#### [What you need to do]
Pull every line containing "screenshot" from the entries.
+ + +
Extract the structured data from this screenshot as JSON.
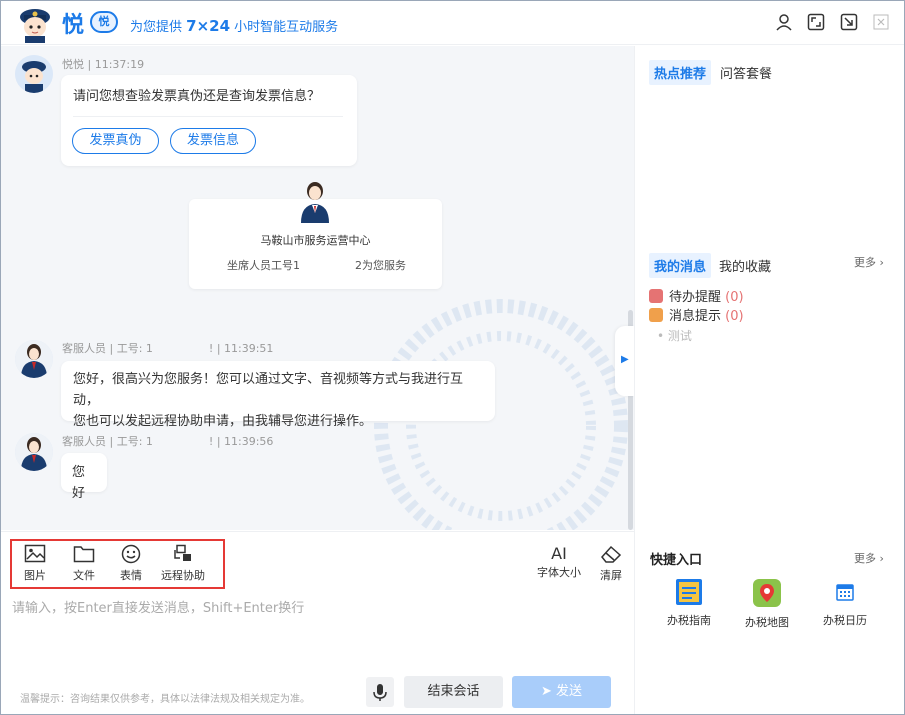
{
  "header": {
    "brand": "悦",
    "badge": "悦",
    "tagline_prefix": "为您提供 ",
    "tagline_highlight": "7×24",
    "tagline_suffix": " 小时智能互动服务"
  },
  "chat": {
    "bot_meta": "悦悦 | 11:37:19",
    "bot_question": "请问您想查验发票真伪还是查询发票信息？",
    "options": [
      "发票真伪",
      "发票信息"
    ],
    "service_card": {
      "center_name": "马鞍山市服务运营中心",
      "agent_line_left": "坐席人员工号1",
      "agent_line_right": "2为您服务"
    },
    "agent_msg1_meta_prefix": "客服人员 | 工号: 1",
    "agent_msg1_meta_suffix": "! | 11:39:51",
    "agent_msg1_line1": "您好，很高兴为您服务！您可以通过文字、音视频等方式与我进行互动，",
    "agent_msg1_line2": "您也可以发起远程协助申请，由我辅导您进行操作。",
    "agent_msg2_meta_prefix": "客服人员 | 工号: 1",
    "agent_msg2_meta_suffix": "! | 11:39:56",
    "agent_msg2_text": "您好"
  },
  "right_panel": {
    "tab_hot": "热点推荐",
    "tab_qa": "问答套餐",
    "tab_my_msg": "我的消息",
    "tab_fav": "我的收藏",
    "more1": "更多",
    "todo_label": "待办提醒",
    "todo_count": "(0)",
    "notify_label": "消息提示",
    "notify_count": "(0)",
    "test_item": "测试",
    "quick_title": "快捷入口",
    "more2": "更多",
    "quick_items": [
      "办税指南",
      "办税地图",
      "办税日历"
    ]
  },
  "toolbar": {
    "image": "图片",
    "file": "文件",
    "emoji": "表情",
    "remote": "远程协助",
    "font_size": "字体大小",
    "clear": "清屏",
    "font_icon_text": "AI"
  },
  "input": {
    "placeholder": "请输入，按Enter直接发送消息，Shift+Enter换行",
    "notice": "温馨提示：咨询结果仅供参考，具体以法律法规及相关规定为准。",
    "end_session": "结束会话",
    "send": "发送"
  },
  "colors": {
    "accent": "#1d7be8",
    "highlight_border": "#e53935",
    "send_disabled": "#a9cdfa"
  }
}
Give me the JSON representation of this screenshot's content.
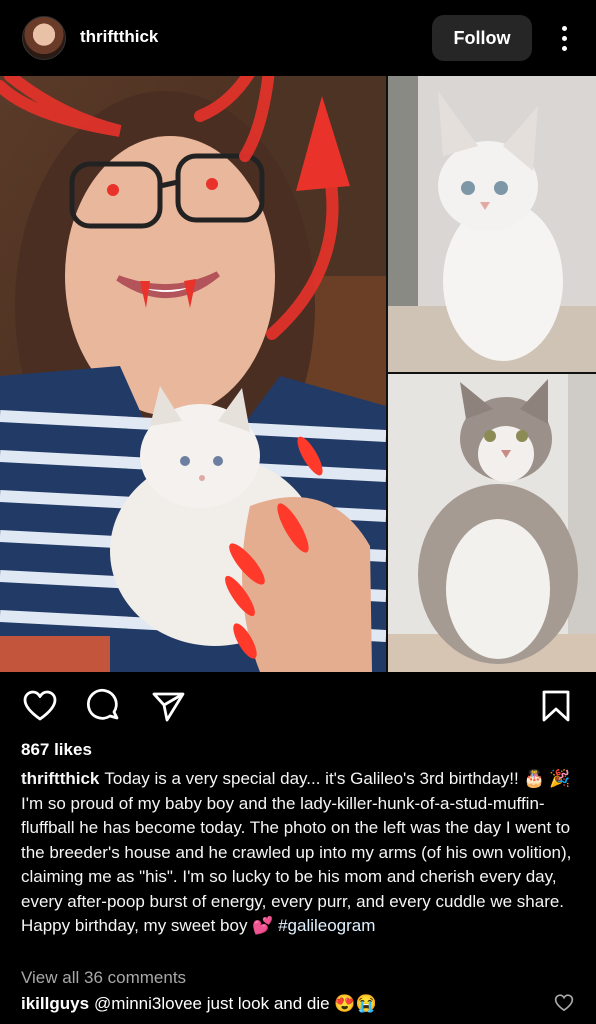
+ + +
#### [Right answer]
Extract the structured data from this screenshot as JSON.
Give me the JSON representation of this screenshot's content.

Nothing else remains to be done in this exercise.